# Texte de la page

Le tout grâce à une low-tech en open source simple à utiliser, peu coûteuse, embarquée sur un navire-atelier : si la feuille de route du projet Plastic Odyssey concocté avec Alexandre et Bob, ingénieur hyperinventif, s’écrit très vite, il leur faudra six ans pour trouver des financements et un bateau, monter une équipe d’une vingtaine “d’explorateurs” et surtout faire face aux mauvais coups : vendu avec un faux certificat, le bateau de 40 tonnes a de multiples vices cachés, et sa coque devra en partie être refaite. Puis c’est la pandémie de Covid : un an en cale sèche. Les finances qui fondent. Le moral qui flanche… jusqu’au départ de Marseille.
Six ans pour trouver des financements, un bateau, monter une équipe de 20 personnes.
10 000 km parcourus, 305 microentrepreneurs locaux “incubés”
Un an plus tard, Alexandre l’affirme : “Ça valait le coup!” “Mais, pour Simon, il fallait être visionnaires pour nous faire confiance !” Le bilan de Plastic Odyssey donne raison à ceux qui y ont cru : 10 000 km parcourus, 305 microentrepreneurs locaux “incubés” sur le bateau-atelier, plus d’une cinquantaine d’initiatives innovantes de recyclage documentés. Et aussi une dizaine de micro-usines implantées en Afrique, 3 000 élèves sensibilisés à la pollution plastique. Et des rencontres au fil des escales avec des “éclaireurs” inspirés et inspirants.
À Beyrouth, dans un Liban en plein chaos économique, George Bitar crée l’application Live Love Recycle pour récupérer (à scooter!) les sacs de déchets chez les particuliers et les recycler. Broyé, extrudé dans l’atelier du bateau, le plastique devient pâte à tout faire : des palettes par exemple. Maman solo de trois enfants, à Conakry en Guinée, Mariam Kenta a, elle aussi, monté sa petite entreprise de recyclage. Mélangé à du sable, le plastique devient ciment. Puis pavé pour les rues de sa ville. Une technique dangereuse du fait d’émanations plus que nocives.

# Consignes
1. Combien de microentrepreneurs locaux ont été « incubés » sur le bateau-atelier selon le texte sur Plastic Odyssey ?
2. Reprenez le texte sur Plastic Odyssey après sa dernière phrase et poursuivez-le.

# Lignes extraites

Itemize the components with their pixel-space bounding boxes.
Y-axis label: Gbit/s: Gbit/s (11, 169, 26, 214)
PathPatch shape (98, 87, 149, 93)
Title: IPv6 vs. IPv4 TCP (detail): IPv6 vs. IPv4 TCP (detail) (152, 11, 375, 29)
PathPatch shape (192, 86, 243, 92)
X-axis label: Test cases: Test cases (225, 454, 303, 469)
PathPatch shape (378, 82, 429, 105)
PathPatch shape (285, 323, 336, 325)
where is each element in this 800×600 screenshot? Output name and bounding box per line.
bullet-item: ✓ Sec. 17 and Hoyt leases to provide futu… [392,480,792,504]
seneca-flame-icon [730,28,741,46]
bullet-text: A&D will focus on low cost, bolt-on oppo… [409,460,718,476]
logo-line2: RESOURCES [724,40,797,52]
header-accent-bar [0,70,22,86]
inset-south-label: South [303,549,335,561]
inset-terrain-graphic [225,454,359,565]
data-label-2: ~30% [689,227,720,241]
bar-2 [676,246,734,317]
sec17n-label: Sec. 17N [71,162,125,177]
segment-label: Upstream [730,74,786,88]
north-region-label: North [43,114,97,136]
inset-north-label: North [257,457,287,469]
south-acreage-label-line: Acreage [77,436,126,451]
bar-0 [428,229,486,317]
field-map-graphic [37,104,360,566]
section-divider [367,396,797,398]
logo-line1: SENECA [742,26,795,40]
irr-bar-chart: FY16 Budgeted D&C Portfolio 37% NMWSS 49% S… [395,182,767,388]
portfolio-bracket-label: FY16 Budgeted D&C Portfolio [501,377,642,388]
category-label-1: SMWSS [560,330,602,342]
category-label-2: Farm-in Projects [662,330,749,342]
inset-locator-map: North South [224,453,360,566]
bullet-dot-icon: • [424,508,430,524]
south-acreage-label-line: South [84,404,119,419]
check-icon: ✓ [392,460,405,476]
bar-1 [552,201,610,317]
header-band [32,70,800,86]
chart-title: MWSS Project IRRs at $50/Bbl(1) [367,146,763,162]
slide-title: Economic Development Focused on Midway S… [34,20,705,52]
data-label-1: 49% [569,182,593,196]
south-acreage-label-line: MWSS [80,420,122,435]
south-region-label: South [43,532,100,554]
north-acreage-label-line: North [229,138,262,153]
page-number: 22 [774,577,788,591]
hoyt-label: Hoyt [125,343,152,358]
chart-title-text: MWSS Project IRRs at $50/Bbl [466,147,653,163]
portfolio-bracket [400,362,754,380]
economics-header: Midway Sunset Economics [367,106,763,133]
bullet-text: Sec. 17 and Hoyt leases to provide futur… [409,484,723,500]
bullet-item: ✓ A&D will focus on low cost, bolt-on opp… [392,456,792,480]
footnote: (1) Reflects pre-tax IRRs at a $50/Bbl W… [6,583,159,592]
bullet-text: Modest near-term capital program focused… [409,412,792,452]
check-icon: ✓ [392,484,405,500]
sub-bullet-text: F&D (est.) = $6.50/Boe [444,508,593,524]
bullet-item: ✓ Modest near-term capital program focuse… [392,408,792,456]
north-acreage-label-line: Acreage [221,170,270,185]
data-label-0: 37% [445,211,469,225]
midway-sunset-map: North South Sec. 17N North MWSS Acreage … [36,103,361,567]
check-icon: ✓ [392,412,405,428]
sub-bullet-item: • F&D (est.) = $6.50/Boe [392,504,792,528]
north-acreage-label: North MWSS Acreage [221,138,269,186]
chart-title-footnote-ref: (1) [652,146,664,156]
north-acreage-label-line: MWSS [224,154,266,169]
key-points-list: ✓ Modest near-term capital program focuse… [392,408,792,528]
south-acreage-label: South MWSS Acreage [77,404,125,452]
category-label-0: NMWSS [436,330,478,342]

# Réponses
1. 305 microentrepreneurs locaux.

2.
Pari tenu pour l’aventure Plastic Odyssey
À Dakar, Simon va trouver la machine simple mais efficace pour l’entrepreneure. Résultat, une production de pavés multipliée par 6 et 100 tonnes de plastique éradiquées. Sans mettre sa santé en péril. C’est aussi à Dakar que Simon déniche Lamine Dieng, qui transforme la multitude de poches en format unidose utilisées au quotidien comme contenants : mélangé aux fibres d’une plante invasive, le plastique devient un matériau qui remplace le bois des pagaies des pêcheurs.
Pari tenu : un an après son départ, l’expédition Plastic Odyssey a déjà commencé à développer ce réseau mondial de partage et d’échanges d’initiatives locales pour recycler le plas- tique dont rêvaient Simon et Alexandre. Mais pour eux, le plus important reste à venir : réduire à la source et de façon drastique la production de déchets. À coup sûr, les deux gars de la marine planchent déjà sur la question !
Pour aller plus loin
Documentaire : “Plastic Odyssey”, de Pierre de Parscau et Olivia Schaller, 70 min, sur Canal+ Docs et myCanal.
Web-série : “Plastic Odyssey” sur la chaîne YouTube des Éclaireurs, le média digital de Canal+.
Beau livre : Parcourir les océans pour sauver la terre, par Alexandre Dechelotte et Simon Bernard, éd. E/P/A., 240 pages.
Clarins soutient le projet depuis le tout début de l’aventure. Lors de la célébration, le 2 octobre à l’Olympia, de la première année de l’expédition, Virginie Courtin, directrice générale de Clarins, a remis le Prix de l’entrepreneure féminin à Wafa Saber, créatrice près de Casablanca de la société marocaine Altecplast, une micro-usine qui transforme les déchets en tuiles et pavés : l’entreprise emploie une quinzaine de femmes mères célibataires et a permis la construction d’une crèche.